### [Task description]
Copy out each line containing "icon" from the entries below.

### [Records]

********************

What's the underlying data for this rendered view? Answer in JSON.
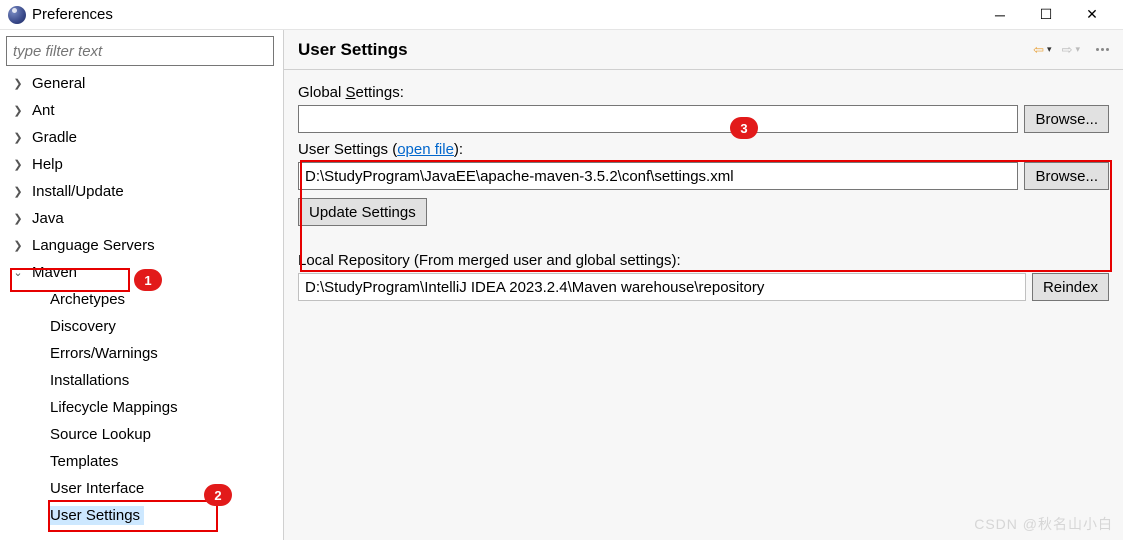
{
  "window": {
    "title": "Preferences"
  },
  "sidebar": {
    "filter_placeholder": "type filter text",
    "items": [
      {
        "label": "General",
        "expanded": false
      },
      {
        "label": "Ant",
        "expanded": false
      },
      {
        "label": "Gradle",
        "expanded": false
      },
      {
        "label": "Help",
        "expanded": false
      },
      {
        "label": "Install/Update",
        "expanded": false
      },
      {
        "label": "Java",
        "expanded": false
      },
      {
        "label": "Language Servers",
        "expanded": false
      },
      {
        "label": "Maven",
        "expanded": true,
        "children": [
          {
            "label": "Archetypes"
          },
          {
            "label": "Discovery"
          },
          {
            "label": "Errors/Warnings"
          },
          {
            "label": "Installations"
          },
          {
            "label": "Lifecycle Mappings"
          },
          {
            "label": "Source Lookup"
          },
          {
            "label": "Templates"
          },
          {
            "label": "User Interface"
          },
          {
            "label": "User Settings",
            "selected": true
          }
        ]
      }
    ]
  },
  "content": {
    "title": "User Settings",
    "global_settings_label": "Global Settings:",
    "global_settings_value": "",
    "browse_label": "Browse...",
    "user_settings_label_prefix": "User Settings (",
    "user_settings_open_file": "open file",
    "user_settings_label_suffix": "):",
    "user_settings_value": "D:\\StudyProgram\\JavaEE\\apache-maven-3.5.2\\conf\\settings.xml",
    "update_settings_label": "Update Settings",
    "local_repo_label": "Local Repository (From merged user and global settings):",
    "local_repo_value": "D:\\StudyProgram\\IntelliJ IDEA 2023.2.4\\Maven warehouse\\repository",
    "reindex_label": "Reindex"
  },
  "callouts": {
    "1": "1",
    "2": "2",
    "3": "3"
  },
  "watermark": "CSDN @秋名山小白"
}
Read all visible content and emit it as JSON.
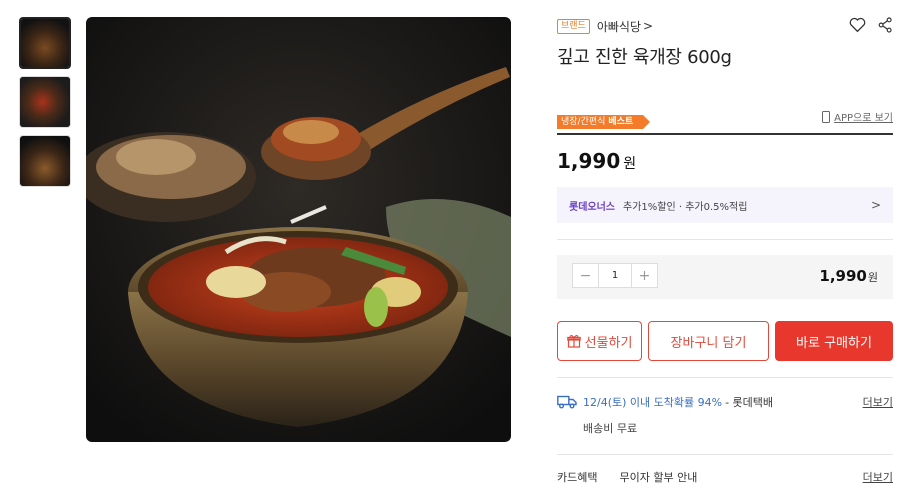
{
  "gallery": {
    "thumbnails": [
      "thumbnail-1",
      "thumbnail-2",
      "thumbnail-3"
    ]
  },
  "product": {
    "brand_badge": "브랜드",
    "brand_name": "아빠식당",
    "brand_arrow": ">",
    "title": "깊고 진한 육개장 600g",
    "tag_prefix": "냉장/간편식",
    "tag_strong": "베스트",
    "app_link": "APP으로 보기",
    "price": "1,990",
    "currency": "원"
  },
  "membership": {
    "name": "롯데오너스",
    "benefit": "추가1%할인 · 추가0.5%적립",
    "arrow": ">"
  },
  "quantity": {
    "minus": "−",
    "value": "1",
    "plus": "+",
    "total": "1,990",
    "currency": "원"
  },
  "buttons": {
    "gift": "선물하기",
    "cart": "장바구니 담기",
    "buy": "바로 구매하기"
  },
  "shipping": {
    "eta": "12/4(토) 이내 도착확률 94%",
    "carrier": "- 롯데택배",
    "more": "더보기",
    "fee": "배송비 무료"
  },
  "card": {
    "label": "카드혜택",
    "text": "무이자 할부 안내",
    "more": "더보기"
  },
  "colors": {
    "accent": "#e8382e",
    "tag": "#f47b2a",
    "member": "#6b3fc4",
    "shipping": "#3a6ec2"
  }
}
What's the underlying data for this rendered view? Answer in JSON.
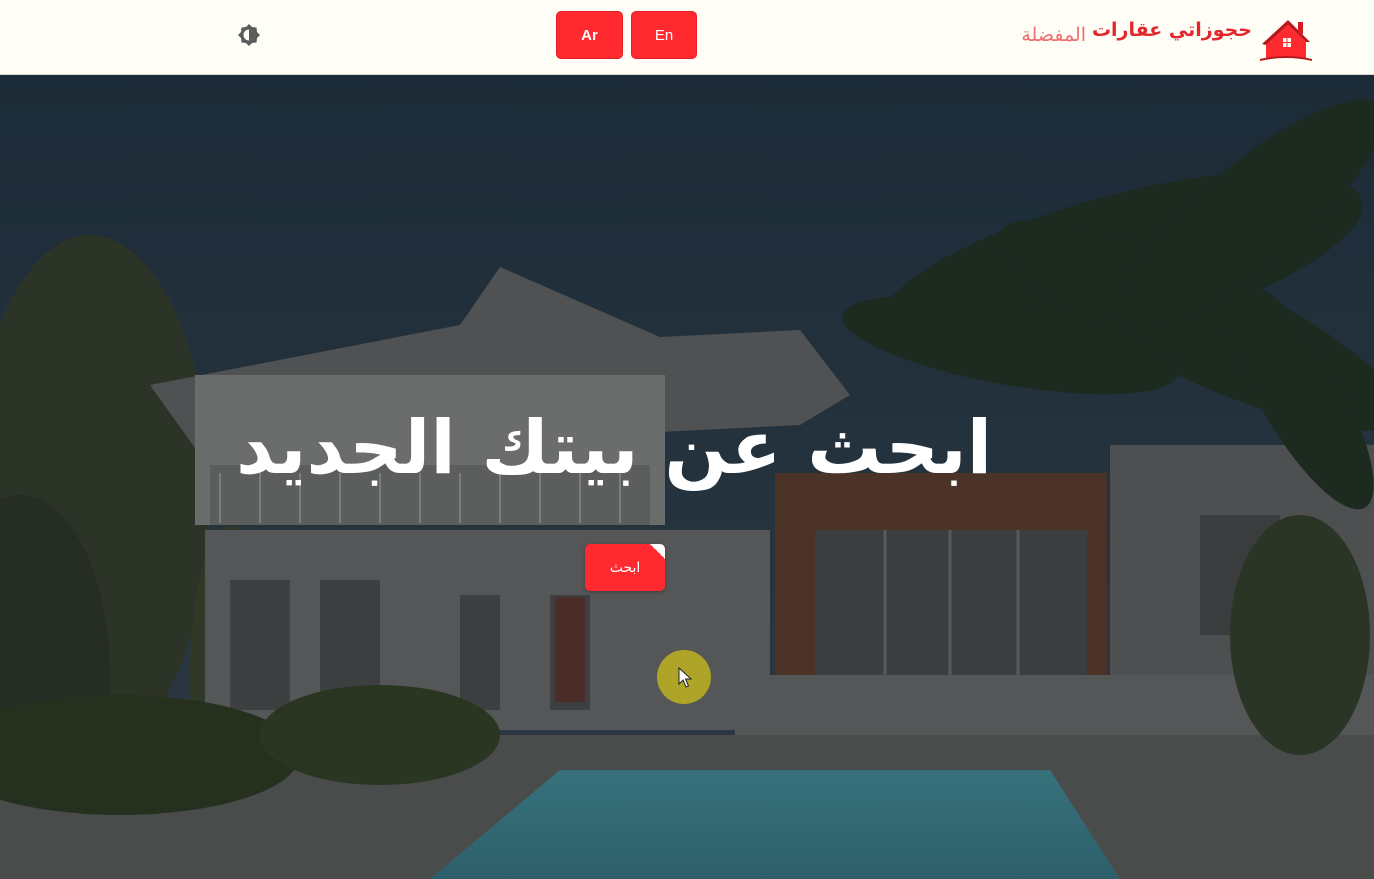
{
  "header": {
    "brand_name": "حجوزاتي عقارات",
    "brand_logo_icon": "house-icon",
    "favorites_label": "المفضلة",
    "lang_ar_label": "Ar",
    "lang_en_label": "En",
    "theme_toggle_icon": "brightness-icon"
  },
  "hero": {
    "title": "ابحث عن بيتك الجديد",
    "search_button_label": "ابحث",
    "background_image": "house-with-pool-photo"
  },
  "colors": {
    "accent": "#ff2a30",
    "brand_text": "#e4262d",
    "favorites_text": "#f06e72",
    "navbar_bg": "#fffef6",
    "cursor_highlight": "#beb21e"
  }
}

********************

### [Exercise result]
    "brand_logo_icon": "house-icon",
    "theme_toggle_icon": "brightness-icon"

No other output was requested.